Exercise material ::
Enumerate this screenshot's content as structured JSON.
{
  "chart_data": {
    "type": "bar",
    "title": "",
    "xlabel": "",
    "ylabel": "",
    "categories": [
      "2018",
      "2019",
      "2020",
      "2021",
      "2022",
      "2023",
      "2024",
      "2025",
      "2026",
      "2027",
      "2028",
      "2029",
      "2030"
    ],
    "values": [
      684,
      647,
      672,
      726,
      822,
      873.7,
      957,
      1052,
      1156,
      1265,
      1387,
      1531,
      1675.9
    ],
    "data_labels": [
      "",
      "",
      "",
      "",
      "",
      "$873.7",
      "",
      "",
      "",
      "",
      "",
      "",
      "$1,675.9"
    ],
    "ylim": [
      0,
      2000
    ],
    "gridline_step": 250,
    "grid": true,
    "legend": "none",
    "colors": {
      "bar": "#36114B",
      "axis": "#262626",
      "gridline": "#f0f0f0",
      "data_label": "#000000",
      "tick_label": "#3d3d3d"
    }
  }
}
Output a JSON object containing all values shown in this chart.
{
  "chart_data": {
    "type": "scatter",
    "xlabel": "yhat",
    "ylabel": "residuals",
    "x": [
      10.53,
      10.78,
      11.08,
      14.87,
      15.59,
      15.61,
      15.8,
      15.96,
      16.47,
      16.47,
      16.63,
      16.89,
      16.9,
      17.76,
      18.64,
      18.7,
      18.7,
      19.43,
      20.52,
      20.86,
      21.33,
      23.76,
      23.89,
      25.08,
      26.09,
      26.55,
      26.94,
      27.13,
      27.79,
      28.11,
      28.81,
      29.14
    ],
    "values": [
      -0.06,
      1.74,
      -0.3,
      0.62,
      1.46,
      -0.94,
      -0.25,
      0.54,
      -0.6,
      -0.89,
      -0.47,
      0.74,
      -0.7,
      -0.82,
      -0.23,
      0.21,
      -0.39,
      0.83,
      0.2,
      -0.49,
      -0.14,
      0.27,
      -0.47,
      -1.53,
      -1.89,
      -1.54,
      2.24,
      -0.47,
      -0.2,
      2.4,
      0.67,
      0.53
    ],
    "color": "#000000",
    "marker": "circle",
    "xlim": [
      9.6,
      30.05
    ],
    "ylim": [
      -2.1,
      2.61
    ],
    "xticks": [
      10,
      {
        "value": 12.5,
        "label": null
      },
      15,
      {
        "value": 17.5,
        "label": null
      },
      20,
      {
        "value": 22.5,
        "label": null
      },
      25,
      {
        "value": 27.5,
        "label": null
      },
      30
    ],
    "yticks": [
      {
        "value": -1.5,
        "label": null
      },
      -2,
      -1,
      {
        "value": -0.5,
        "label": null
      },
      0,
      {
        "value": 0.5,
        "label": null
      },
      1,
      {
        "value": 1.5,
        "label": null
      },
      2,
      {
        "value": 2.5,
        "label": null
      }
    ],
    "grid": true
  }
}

Work instructions :: Retype all the material above precisely, with no line left out.

Solution to the problem ::
Enumerate this screenshot's content as structured JSON.
{
  "chart_data": {
    "type": "bar",
    "title": "",
    "xlabel": "",
    "ylabel": "",
    "categories": [
      "2018",
      "2019",
      "2020",
      "2021",
      "2022",
      "2023",
      "2024",
      "2025",
      "2026",
      "2027",
      "2028",
      "2029",
      "2030"
    ],
    "values": [
      684,
      647,
      672,
      726,
      822,
      873.7,
      957,
      1052,
      1156,
      1265,
      1387,
      1531,
      1675.9
    ],
    "data_labels": [
      "",
      "",
      "",
      "",
      "",
      "$873.7",
      "",
      "",
      "",
      "",
      "",
      "",
      "$1,675.9"
    ],
    "ylim": [
      0,
      2000
    ],
    "gridline_step": 250,
    "grid": true,
    "legend": "none",
    "colors": {
      "bar": "#36114B",
      "axis": "#262626",
      "gridline": "#f0f0f0",
      "data_label": "#000000",
      "tick_label": "#3d3d3d"
    }
  }
}
Output a JSON object containing all values shown in this chart.
{
  "chart_data": {
    "type": "scatter",
    "xlabel": "yhat",
    "ylabel": "residuals",
    "x": [
      10.53,
      10.78,
      11.08,
      14.87,
      15.59,
      15.61,
      15.8,
      15.96,
      16.47,
      16.47,
      16.63,
      16.89,
      16.9,
      17.76,
      18.64,
      18.7,
      18.7,
      19.43,
      20.52,
      20.86,
      21.33,
      23.76,
      23.89,
      25.08,
      26.09,
      26.55,
      26.94,
      27.13,
      27.79,
      28.11,
      28.81,
      29.14
    ],
    "values": [
      -0.06,
      1.74,
      -0.3,
      0.62,
      1.46,
      -0.94,
      -0.25,
      0.54,
      -0.6,
      -0.89,
      -0.47,
      0.74,
      -0.7,
      -0.82,
      -0.23,
      0.21,
      -0.39,
      0.83,
      0.2,
      -0.49,
      -0.14,
      0.27,
      -0.47,
      -1.53,
      -1.89,
      -1.54,
      2.24,
      -0.47,
      -0.2,
      2.4,
      0.67,
      0.53
    ],
    "color": "#000000",
    "marker": "circle",
    "xlim": [
      9.6,
      30.05
    ],
    "ylim": [
      -2.1,
      2.61
    ],
    "xticks": [
      10,
      {
        "value": 12.5,
        "label": null
      },
      15,
      {
        "value": 17.5,
        "label": null
      },
      20,
      {
        "value": 22.5,
        "label": null
      },
      25,
      {
        "value": 27.5,
        "label": null
      },
      30
    ],
    "yticks": [
      {
        "value": -1.5,
        "label": null
      },
      -2,
      -1,
      {
        "value": -0.5,
        "label": null
      },
      0,
      {
        "value": 0.5,
        "label": null
      },
      1,
      {
        "value": 1.5,
        "label": null
      },
      2,
      {
        "value": 2.5,
        "label": null
      }
    ],
    "grid": true
  }
}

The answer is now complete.